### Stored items
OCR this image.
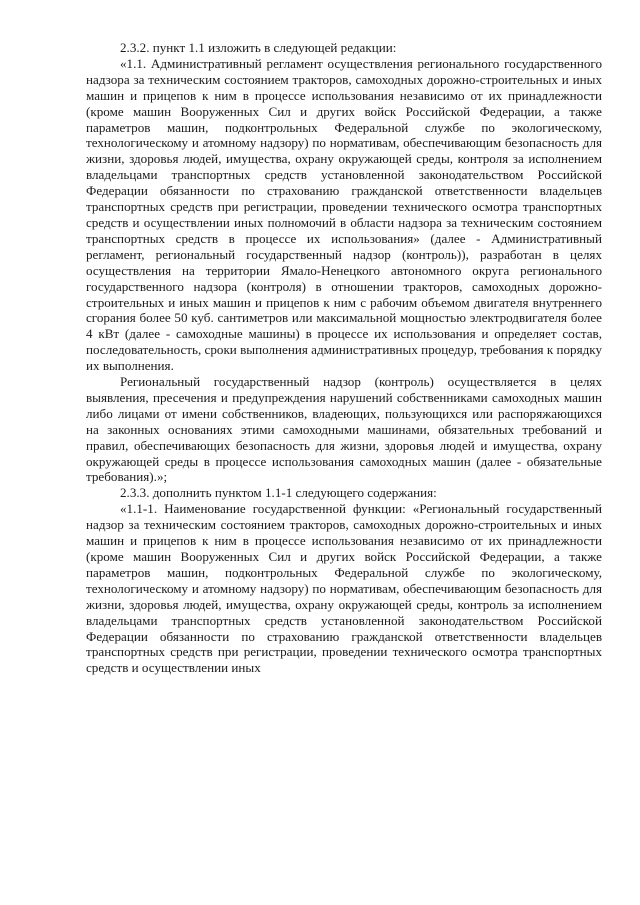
2.3.2. пункт 1.1 изложить в следующей редакции:

«1.1. Административный регламент осуществления регионального государственного надзора за техническим состоянием тракторов, самоходных дорожно-строительных и иных машин и прицепов к ним в процессе использования независимо от их принадлежности (кроме машин Вооруженных Сил и других войск Российской Федерации, а также параметров машин, подконтрольных Федеральной службе по экологическому, технологическому и атомному надзору) по нормативам, обеспечивающим безопасность для жизни, здоровья людей, имущества, охрану окружающей среды, контроля за исполнением владельцами транспортных средств установленной законодательством Российской Федерации обязанности по страхованию гражданской ответственности владельцев транспортных средств при регистрации, проведении технического осмотра транспортных средств и осуществлении иных полномочий в области надзора за техническим состоянием транспортных средств в процессе их использования» (далее - Административный регламент, региональный государственный надзор (контроль)), разработан в целях осуществления на территории Ямало-Ненецкого автономного округа регионального государственного надзора (контроля) в отношении тракторов, самоходных дорожно-строительных и иных машин и прицепов к ним с рабочим объемом двигателя внутреннего сгорания более 50 куб. сантиметров или максимальной мощностью электродвигателя более 4 кВт (далее - самоходные машины) в процессе их использования и определяет состав, последовательность, сроки выполнения административных процедур, требования к порядку их выполнения.

Региональный государственный надзор (контроль) осуществляется в целях выявления, пресечения и предупреждения нарушений собственниками самоходных машин либо лицами от имени собственников, владеющих, пользующихся или распоряжающихся на законных основаниях этими самоходными машинами, обязательных требований и правил, обеспечивающих безопасность для жизни, здоровья людей и имущества, охрану окружающей среды в процессе использования самоходных машин (далее - обязательные требования).»;

2.3.3. дополнить пунктом 1.1-1 следующего содержания:

«1.1-1. Наименование государственной функции: «Региональный государственный надзор за техническим состоянием тракторов, самоходных дорожно-строительных и иных машин и прицепов к ним в процессе использования независимо от их принадлежности (кроме машин Вооруженных Сил и других войск Российской Федерации, а также параметров машин, подконтрольных Федеральной службе по экологическому, технологическому и атомному надзору) по нормативам, обеспечивающим безопасность для жизни, здоровья людей, имущества, охрану окружающей среды, контроль за исполнением владельцами транспортных средств установленной законодательством Российской Федерации обязанности по страхованию гражданской ответственности владельцев транспортных средств при регистрации, проведении технического осмотра транспортных средств и осуществлении иных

### The problem
Skip the images and write out the rest of the listing exactly.

### Answer to this problem
OCR this image.
2.3.2. пункт 1.1 изложить в следующей редакции:

«1.1. Административный регламент осуществления регионального государственного надзора за техническим состоянием тракторов, самоходных дорожно-строительных и иных машин и прицепов к ним в процессе использования независимо от их принадлежности (кроме машин Вооруженных Сил и других войск Российской Федерации, а также параметров машин, подконтрольных Федеральной службе по экологическому, технологическому и атомному надзору) по нормативам, обеспечивающим безопасность для жизни, здоровья людей, имущества, охрану окружающей среды, контроля за исполнением владельцами транспортных средств установленной законодательством Российской Федерации обязанности по страхованию гражданской ответственности владельцев транспортных средств при регистрации, проведении технического осмотра транспортных средств и осуществлении иных полномочий в области надзора за техническим состоянием транспортных средств в процессе их использования» (далее - Административный регламент, региональный государственный надзор (контроль)), разработан в целях осуществления на территории Ямало-Ненецкого автономного округа регионального государственного надзора (контроля) в отношении тракторов, самоходных дорожно-строительных и иных машин и прицепов к ним с рабочим объемом двигателя внутреннего сгорания более 50 куб. сантиметров или максимальной мощностью электродвигателя более 4 кВт (далее - самоходные машины) в процессе их использования и определяет состав, последовательность, сроки выполнения административных процедур, требования к порядку их выполнения.

Региональный государственный надзор (контроль) осуществляется в целях выявления, пресечения и предупреждения нарушений собственниками самоходных машин либо лицами от имени собственников, владеющих, пользующихся или распоряжающихся на законных основаниях этими самоходными машинами, обязательных требований и правил, обеспечивающих безопасность для жизни, здоровья людей и имущества, охрану окружающей среды в процессе использования самоходных машин (далее - обязательные требования).»;

2.3.3. дополнить пунктом 1.1-1 следующего содержания:

«1.1-1. Наименование государственной функции: «Региональный государственный надзор за техническим состоянием тракторов, самоходных дорожно-строительных и иных машин и прицепов к ним в процессе использования независимо от их принадлежности (кроме машин Вооруженных Сил и других войск Российской Федерации, а также параметров машин, подконтрольных Федеральной службе по экологическому, технологическому и атомному надзору) по нормативам, обеспечивающим безопасность для жизни, здоровья людей, имущества, охрану окружающей среды, контроль за исполнением владельцами транспортных средств установленной законодательством Российской Федерации обязанности по страхованию гражданской ответственности владельцев транспортных средств при регистрации, проведении технического осмотра транспортных средств и осуществлении иных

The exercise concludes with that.